**Requirements**
Omit all pictures and give the records below again exactly as written.

[Extracted data entries]
** start **

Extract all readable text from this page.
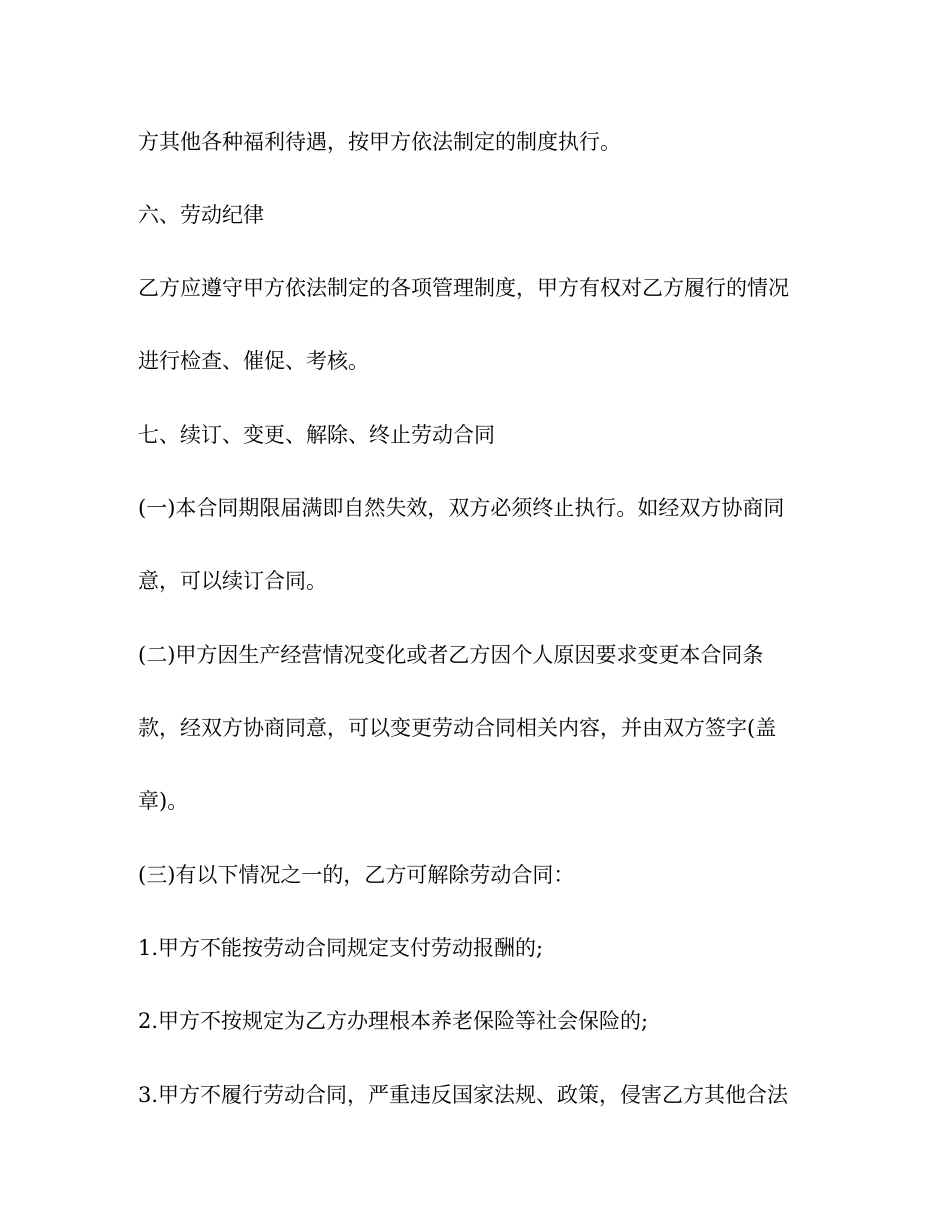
方其他各种福利待遇，按甲方依法制定的制度执行。

六、劳动纪律

乙方应遵守甲方依法制定的各项管理制度，甲方有权对乙方履行的情况

进行检查、催促、考核。

七、续订、变更、解除、终止劳动合同

(一)本合同期限届满即自然失效，双方必须终止执行。如经双方协商同

意，可以续订合同。

(二)甲方因生产经营情况变化或者乙方因个人原因要求变更本合同条

款，经双方协商同意，可以变更劳动合同相关内容，并由双方签字(盖

章)。

(三)有以下情况之一的，乙方可解除劳动合同：

1.甲方不能按劳动合同规定支付劳动报酬的;

2.甲方不按规定为乙方办理根本养老保险等社会保险的;

3.甲方不履行劳动合同，严重违反国家法规、政策，侵害乙方其他合法
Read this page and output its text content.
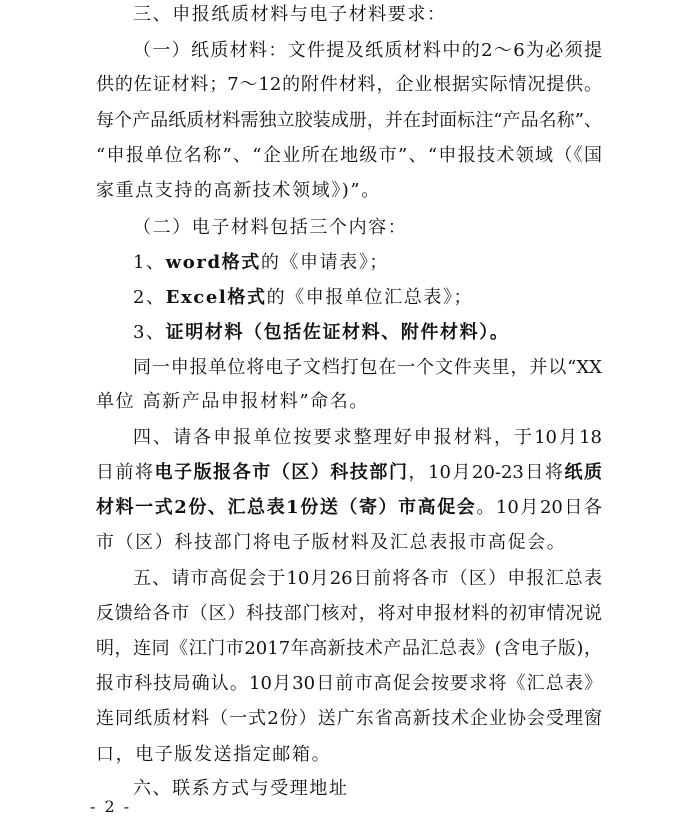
三、申报纸质材料与电子材料要求：
（一）纸质材料：文件提及纸质材料中的2～6为必须提
供的佐证材料；7～12的附件材料，企业根据实际情况提供。
每个产品纸质材料需独立胶装成册，并在封面标注“产品名称”、
“申报单位名称”、“企业所在地级市”、“申报技术领域（《国
家重点支持的高新技术领域》)”。
（二）电子材料包括三个内容：
1、word格式的《申请表》；
2、Excel格式的《申报单位汇总表》；
3、证明材料（包括佐证材料、附件材料）。
同一申报单位将电子文档打包在一个文件夹里，并以“XX
单位 高新产品申报材料”命名。
四、请各申报单位按要求整理好申报材料，于10月18
日前将电子版报各市（区）科技部门，10月20-23日将纸质
材料一式2份、汇总表1份送（寄）市高促会。10月20日各
市（区）科技部门将电子版材料及汇总表报市高促会。
五、请市高促会于10月26日前将各市（区）申报汇总表
反馈给各市（区）科技部门核对，将对申报材料的初审情况说
明，连同《江门市2017年高新技术产品汇总表》(含电子版)，
报市科技局确认。10月30日前市高促会按要求将《汇总表》
连同纸质材料（一式2份）送广东省高新技术企业协会受理窗
口，电子版发送指定邮箱。
六、联系方式与受理地址
- 2 -
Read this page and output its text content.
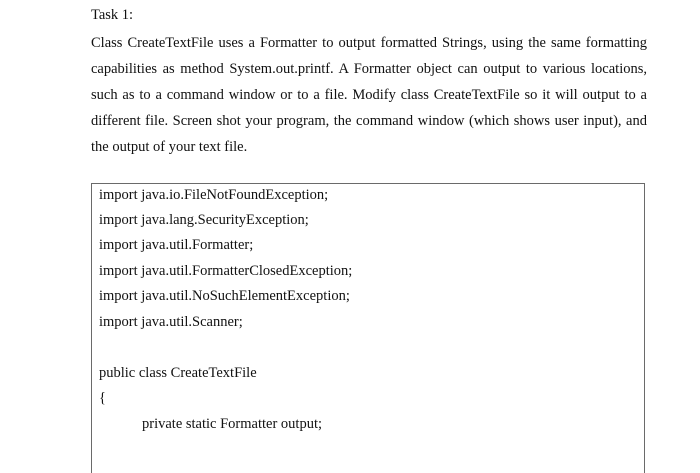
Task 1:
Class CreateTextFile uses a Formatter to output formatted Strings, using the same formatting
capabilities as method System.out.printf. A Formatter object can output to various locations,
such as to a command window or to a file. Modify class CreateTextFile so it will output to a
different file. Screen shot your program, the command window (which shows user input), and
the output of your text file.
import java.io.FileNotFoundException;
import java.lang.SecurityException;
import java.util.Formatter;
import java.util.FormatterClosedException;
import java.util.NoSuchElementException;
import java.util.Scanner;
public class CreateTextFile
{
private static Formatter output;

** end **

**Written solution**
Extract all readable text from this page.
方其他各种福利待遇，按甲方依法制定的制度执行。

六、劳动纪律

乙方应遵守甲方依法制定的各项管理制度，甲方有权对乙方履行的情况

进行检查、催促、考核。

七、续订、变更、解除、终止劳动合同

(一)本合同期限届满即自然失效，双方必须终止执行。如经双方协商同

意，可以续订合同。

(二)甲方因生产经营情况变化或者乙方因个人原因要求变更本合同条

款，经双方协商同意，可以变更劳动合同相关内容，并由双方签字(盖

章)。

(三)有以下情况之一的，乙方可解除劳动合同：

1.甲方不能按劳动合同规定支付劳动报酬的;

2.甲方不按规定为乙方办理根本养老保险等社会保险的;

3.甲方不履行劳动合同，严重违反国家法规、政策，侵害乙方其他合法
Read this page and output its text content.
三、申报纸质材料与电子材料要求：
（一）纸质材料：文件提及纸质材料中的2～6为必须提
供的佐证材料；7～12的附件材料，企业根据实际情况提供。
每个产品纸质材料需独立胶装成册，并在封面标注“产品名称”、
“申报单位名称”、“企业所在地级市”、“申报技术领域（《国
家重点支持的高新技术领域》)”。
（二）电子材料包括三个内容：
1、word格式的《申请表》；
2、Excel格式的《申报单位汇总表》；
3、证明材料（包括佐证材料、附件材料）。
同一申报单位将电子文档打包在一个文件夹里，并以“XX
单位 高新产品申报材料”命名。
四、请各申报单位按要求整理好申报材料，于10月18
日前将电子版报各市（区）科技部门，10月20-23日将纸质
材料一式2份、汇总表1份送（寄）市高促会。10月20日各
市（区）科技部门将电子版材料及汇总表报市高促会。
五、请市高促会于10月26日前将各市（区）申报汇总表
反馈给各市（区）科技部门核对，将对申报材料的初审情况说
明，连同《江门市2017年高新技术产品汇总表》(含电子版)，
报市科技局确认。10月30日前市高促会按要求将《汇总表》
连同纸质材料（一式2份）送广东省高新技术企业协会受理窗
口，电子版发送指定邮箱。
六、联系方式与受理地址
- 2 -
Read this page and output its text content.
Task 1:
Class CreateTextFile uses a Formatter to output formatted Strings, using the same formatting
capabilities as method System.out.printf. A Formatter object can output to various locations,
such as to a command window or to a file. Modify class CreateTextFile so it will output to a
different file. Screen shot your program, the command window (which shows user input), and
the output of your text file.
import java.io.FileNotFoundException;
import java.lang.SecurityException;
import java.util.Formatter;
import java.util.FormatterClosedException;
import java.util.NoSuchElementException;
import java.util.Scanner;
public class CreateTextFile
{
private static Formatter output;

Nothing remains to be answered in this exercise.